Directive → Return each line of the records holding the string "Kviku".

>> begin Data supplied

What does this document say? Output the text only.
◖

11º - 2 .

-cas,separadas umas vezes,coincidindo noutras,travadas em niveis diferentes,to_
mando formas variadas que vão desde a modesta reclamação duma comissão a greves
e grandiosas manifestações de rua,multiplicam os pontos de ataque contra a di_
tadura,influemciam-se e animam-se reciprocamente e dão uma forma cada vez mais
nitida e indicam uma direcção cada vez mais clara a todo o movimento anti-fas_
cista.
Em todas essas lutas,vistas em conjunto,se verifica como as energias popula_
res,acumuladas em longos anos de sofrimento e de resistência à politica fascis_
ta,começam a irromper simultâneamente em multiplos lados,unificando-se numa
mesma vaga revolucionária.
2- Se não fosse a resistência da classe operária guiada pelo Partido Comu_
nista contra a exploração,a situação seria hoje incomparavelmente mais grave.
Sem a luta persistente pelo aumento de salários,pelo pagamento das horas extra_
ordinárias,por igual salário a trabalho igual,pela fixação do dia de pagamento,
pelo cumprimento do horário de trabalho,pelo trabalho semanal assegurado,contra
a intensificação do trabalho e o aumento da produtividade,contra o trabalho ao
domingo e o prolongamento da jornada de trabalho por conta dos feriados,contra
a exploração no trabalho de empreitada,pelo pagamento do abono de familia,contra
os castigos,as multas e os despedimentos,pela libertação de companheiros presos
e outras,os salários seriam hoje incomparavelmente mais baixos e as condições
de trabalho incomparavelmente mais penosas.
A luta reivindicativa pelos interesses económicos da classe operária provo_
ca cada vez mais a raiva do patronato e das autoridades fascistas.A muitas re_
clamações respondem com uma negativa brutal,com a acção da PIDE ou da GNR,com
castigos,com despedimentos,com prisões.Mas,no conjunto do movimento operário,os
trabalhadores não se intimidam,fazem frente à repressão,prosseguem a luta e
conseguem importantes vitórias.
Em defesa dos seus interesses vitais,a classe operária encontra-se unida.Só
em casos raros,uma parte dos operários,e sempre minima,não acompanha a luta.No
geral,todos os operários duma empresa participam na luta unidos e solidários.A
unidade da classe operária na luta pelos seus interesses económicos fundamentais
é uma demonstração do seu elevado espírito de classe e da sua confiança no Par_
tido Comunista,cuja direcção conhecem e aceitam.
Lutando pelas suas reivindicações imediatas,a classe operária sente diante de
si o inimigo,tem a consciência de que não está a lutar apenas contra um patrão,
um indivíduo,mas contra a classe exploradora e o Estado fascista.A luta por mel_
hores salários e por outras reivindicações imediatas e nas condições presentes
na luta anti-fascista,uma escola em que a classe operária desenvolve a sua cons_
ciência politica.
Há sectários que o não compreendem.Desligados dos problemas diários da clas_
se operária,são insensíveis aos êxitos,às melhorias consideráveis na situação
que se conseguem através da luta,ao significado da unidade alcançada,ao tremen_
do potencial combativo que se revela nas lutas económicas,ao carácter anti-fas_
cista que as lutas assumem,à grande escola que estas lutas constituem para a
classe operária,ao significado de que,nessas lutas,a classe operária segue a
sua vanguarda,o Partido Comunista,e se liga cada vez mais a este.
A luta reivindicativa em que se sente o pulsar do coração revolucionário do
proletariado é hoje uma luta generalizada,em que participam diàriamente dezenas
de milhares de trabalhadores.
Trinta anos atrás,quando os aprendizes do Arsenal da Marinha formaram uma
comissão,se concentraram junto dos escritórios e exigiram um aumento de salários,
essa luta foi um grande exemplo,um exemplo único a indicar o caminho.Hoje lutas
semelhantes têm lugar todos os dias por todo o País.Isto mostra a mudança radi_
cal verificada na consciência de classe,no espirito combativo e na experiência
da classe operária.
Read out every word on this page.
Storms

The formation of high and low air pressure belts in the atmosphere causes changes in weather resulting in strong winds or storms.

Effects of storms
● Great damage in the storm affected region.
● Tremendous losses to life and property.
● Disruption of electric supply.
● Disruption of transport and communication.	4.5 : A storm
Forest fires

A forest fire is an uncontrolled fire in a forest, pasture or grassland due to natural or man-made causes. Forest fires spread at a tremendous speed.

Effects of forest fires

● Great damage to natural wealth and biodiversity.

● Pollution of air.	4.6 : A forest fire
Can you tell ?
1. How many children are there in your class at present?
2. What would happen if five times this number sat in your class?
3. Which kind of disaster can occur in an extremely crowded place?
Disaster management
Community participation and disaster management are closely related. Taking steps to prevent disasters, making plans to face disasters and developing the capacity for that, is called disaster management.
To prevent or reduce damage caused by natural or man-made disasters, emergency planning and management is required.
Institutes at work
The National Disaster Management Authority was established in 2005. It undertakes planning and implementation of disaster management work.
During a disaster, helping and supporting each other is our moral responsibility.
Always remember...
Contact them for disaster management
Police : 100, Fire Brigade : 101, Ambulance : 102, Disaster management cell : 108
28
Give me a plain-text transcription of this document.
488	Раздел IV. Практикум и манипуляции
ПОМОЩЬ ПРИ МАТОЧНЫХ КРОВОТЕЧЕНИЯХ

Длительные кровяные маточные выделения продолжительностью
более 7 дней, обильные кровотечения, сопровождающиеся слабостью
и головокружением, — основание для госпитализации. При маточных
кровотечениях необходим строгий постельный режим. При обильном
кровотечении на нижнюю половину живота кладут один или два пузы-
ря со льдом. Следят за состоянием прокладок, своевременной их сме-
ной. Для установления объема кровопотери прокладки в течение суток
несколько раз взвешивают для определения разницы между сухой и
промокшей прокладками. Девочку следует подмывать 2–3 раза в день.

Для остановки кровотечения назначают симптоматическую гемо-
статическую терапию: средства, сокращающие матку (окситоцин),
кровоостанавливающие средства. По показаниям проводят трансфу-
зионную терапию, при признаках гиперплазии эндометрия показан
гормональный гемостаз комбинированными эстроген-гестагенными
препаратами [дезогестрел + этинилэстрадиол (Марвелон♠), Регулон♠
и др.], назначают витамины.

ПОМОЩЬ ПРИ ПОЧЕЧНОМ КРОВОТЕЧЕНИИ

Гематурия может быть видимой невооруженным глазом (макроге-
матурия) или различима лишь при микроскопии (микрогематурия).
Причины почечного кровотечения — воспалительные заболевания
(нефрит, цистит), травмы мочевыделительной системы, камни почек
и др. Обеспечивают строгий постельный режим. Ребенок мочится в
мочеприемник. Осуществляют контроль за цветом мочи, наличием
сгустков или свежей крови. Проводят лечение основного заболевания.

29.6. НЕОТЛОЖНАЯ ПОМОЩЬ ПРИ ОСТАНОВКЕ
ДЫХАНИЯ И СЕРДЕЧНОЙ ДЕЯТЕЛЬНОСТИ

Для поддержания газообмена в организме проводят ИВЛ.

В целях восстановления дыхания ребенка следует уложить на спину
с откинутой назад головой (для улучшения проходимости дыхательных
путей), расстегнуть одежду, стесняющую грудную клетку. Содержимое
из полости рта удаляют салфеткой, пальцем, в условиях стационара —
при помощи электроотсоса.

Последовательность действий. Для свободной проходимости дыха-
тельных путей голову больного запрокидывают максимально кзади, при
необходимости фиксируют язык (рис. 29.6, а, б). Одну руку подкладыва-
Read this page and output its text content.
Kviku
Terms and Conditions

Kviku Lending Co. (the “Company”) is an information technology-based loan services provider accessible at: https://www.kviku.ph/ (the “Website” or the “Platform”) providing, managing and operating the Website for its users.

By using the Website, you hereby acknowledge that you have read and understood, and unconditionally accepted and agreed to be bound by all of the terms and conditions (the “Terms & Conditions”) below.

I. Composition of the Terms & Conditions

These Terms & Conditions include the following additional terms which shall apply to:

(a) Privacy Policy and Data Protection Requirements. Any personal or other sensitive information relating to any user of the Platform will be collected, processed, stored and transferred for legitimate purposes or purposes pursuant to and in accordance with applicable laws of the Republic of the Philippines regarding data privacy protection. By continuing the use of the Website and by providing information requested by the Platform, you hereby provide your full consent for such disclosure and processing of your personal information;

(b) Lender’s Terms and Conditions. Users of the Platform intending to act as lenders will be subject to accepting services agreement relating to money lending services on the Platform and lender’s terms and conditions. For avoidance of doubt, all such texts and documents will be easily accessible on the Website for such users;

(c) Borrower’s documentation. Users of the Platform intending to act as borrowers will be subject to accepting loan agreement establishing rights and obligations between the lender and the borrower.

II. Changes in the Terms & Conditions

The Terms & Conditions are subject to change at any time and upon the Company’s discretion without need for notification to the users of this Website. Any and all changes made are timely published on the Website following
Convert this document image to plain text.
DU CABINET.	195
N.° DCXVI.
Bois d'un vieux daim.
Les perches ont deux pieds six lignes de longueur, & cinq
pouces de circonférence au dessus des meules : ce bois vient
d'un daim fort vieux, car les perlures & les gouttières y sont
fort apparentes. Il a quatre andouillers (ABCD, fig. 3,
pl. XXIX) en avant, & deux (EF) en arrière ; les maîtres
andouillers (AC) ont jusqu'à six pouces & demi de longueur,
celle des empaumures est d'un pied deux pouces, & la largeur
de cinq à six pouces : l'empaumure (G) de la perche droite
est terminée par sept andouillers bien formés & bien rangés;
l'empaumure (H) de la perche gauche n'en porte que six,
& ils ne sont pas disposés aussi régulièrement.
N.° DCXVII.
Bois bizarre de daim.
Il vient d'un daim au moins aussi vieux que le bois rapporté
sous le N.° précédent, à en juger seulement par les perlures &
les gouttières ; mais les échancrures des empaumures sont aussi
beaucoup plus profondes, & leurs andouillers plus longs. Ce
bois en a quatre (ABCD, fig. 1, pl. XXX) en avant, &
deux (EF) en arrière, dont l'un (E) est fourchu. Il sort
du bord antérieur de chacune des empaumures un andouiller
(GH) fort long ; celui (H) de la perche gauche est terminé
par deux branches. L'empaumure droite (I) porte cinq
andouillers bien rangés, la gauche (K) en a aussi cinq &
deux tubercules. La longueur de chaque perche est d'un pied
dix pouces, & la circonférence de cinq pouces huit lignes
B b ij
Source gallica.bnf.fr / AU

>> end Data supplied

Exercise output →
Kviku
Kviku Lending Co. (the “Company”) is an information technology-based loan services provider accessible at: https://www.kviku.ph/ (the “Website” or the “Platform”) providing, managing and operating the Website for its users.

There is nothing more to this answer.